- [TASK STATEMENT]
Return all of the data exactly, with nothing left out but the pictures.

- [INPUT]
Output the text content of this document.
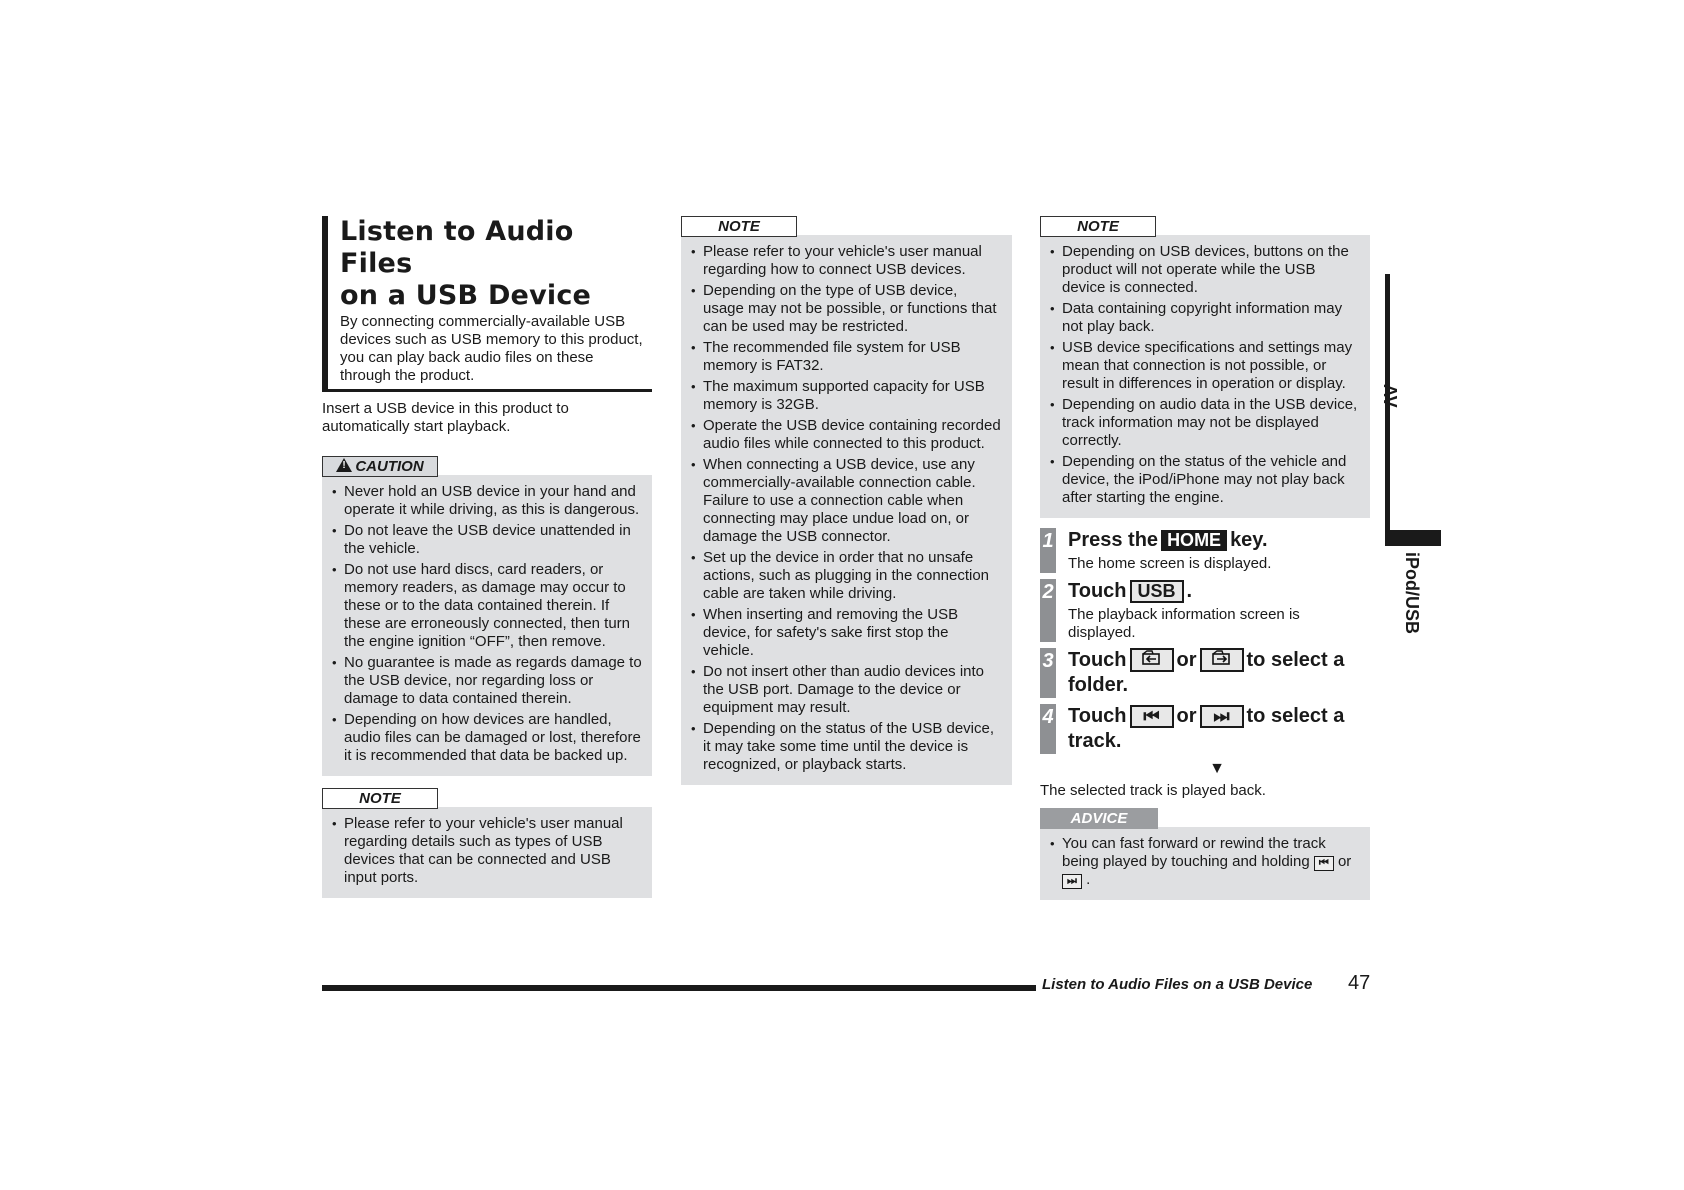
Listen to Audio Files
on a USB Device

By connecting commercially-available USB devices such as USB memory to this product, you can play back audio files on these through the product.

Insert a USB device in this product to automatically start playback.

!CAUTION
• Never hold an USB device in your hand and operate it while driving, as this is dangerous.
• Do not leave the USB device unattended in the vehicle.
• Do not use hard discs, card readers, or memory readers, as damage may occur to these or to the data contained therein. If these are erroneously connected, then turn the engine ignition “OFF”, then remove.
• No guarantee is made as regards damage to the USB device, nor regarding loss or damage to data contained therein.
• Depending on how devices are handled, audio files can be damaged or lost, therefore it is recommended that data be backed up.
NOTE
• Please refer to your vehicle's user manual regarding details such as types of USB devices that can be connected and USB input ports.
NOTE
• Please refer to your vehicle's user manual regarding how to connect USB devices.
• Depending on the type of USB device, usage may not be possible, or functions that can be used may be restricted.
• The recommended file system for USB memory is FAT32.
• The maximum supported capacity for USB memory is 32GB.
• Operate the USB device containing recorded audio files while connected to this product.
• When connecting a USB device, use any commercially-available connection cable. Failure to use a connection cable when connecting may place undue load on, or damage the USB connector.
• Set up the device in order that no unsafe actions, such as plugging in the connection cable are taken while driving.
• When inserting and removing the USB device, for safety's sake first stop the vehicle.
• Do not insert other than audio devices into the USB port. Damage to the device or equipment may result.
• Depending on the status of the USB device, it may take some time until the device is recognized, or playback starts.
NOTE
• Depending on USB devices, buttons on the product will not operate while the USB device is connected.
• Data containing copyright information may not play back.
• USB device specifications and settings may mean that connection is not possible, or result in differences in operation or display.
• Depending on audio data in the USB device, track information may not be displayed correctly.
• Depending on the status of the vehicle and device, the iPod/iPhone may not play back after starting the engine.
1 Press the HOME key.

The home screen is displayed.

2 Touch USB .

The playback information screen is displayed.

3 Touch	or	to select a folder.

4 Touch ⏮ or ⏭ to select a track.

▼

The selected track is played back.

ADVICE
• You can fast forward or rewind the track being played by touching and holding ⏮ or ⏭ .
AV
iPod/USB
Listen to Audio Files on a USB Device 47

- [ANSWER TO THIS PROBLEM]
Output the text content of this document.
Listen to Audio Files
on a USB Device

By connecting commercially-available USB devices such as USB memory to this product, you can play back audio files on these through the product.

Insert a USB device in this product to automatically start playback.

!CAUTION
• Never hold an USB device in your hand and operate it while driving, as this is dangerous.
• Do not leave the USB device unattended in the vehicle.
• Do not use hard discs, card readers, or memory readers, as damage may occur to these or to the data contained therein. If these are erroneously connected, then turn the engine ignition “OFF”, then remove.
• No guarantee is made as regards damage to the USB device, nor regarding loss or damage to data contained therein.
• Depending on how devices are handled, audio files can be damaged or lost, therefore it is recommended that data be backed up.
NOTE
• Please refer to your vehicle's user manual regarding details such as types of USB devices that can be connected and USB input ports.
NOTE
• Please refer to your vehicle's user manual regarding how to connect USB devices.
• Depending on the type of USB device, usage may not be possible, or functions that can be used may be restricted.
• The recommended file system for USB memory is FAT32.
• The maximum supported capacity for USB memory is 32GB.
• Operate the USB device containing recorded audio files while connected to this product.
• When connecting a USB device, use any commercially-available connection cable. Failure to use a connection cable when connecting may place undue load on, or damage the USB connector.
• Set up the device in order that no unsafe actions, such as plugging in the connection cable are taken while driving.
• When inserting and removing the USB device, for safety's sake first stop the vehicle.
• Do not insert other than audio devices into the USB port. Damage to the device or equipment may result.
• Depending on the status of the USB device, it may take some time until the device is recognized, or playback starts.
NOTE
• Depending on USB devices, buttons on the product will not operate while the USB device is connected.
• Data containing copyright information may not play back.
• USB device specifications and settings may mean that connection is not possible, or result in differences in operation or display.
• Depending on audio data in the USB device, track information may not be displayed correctly.
• Depending on the status of the vehicle and device, the iPod/iPhone may not play back after starting the engine.
1 Press the HOME key.

The home screen is displayed.

2 Touch USB .

The playback information screen is displayed.

3 Touch	or	to select a folder.

4 Touch ⏮ or ⏭ to select a track.

▼

The selected track is played back.

ADVICE
• You can fast forward or rewind the track being played by touching and holding ⏮ or ⏭ .
AV
iPod/USB
Listen to Audio Files on a USB Device 47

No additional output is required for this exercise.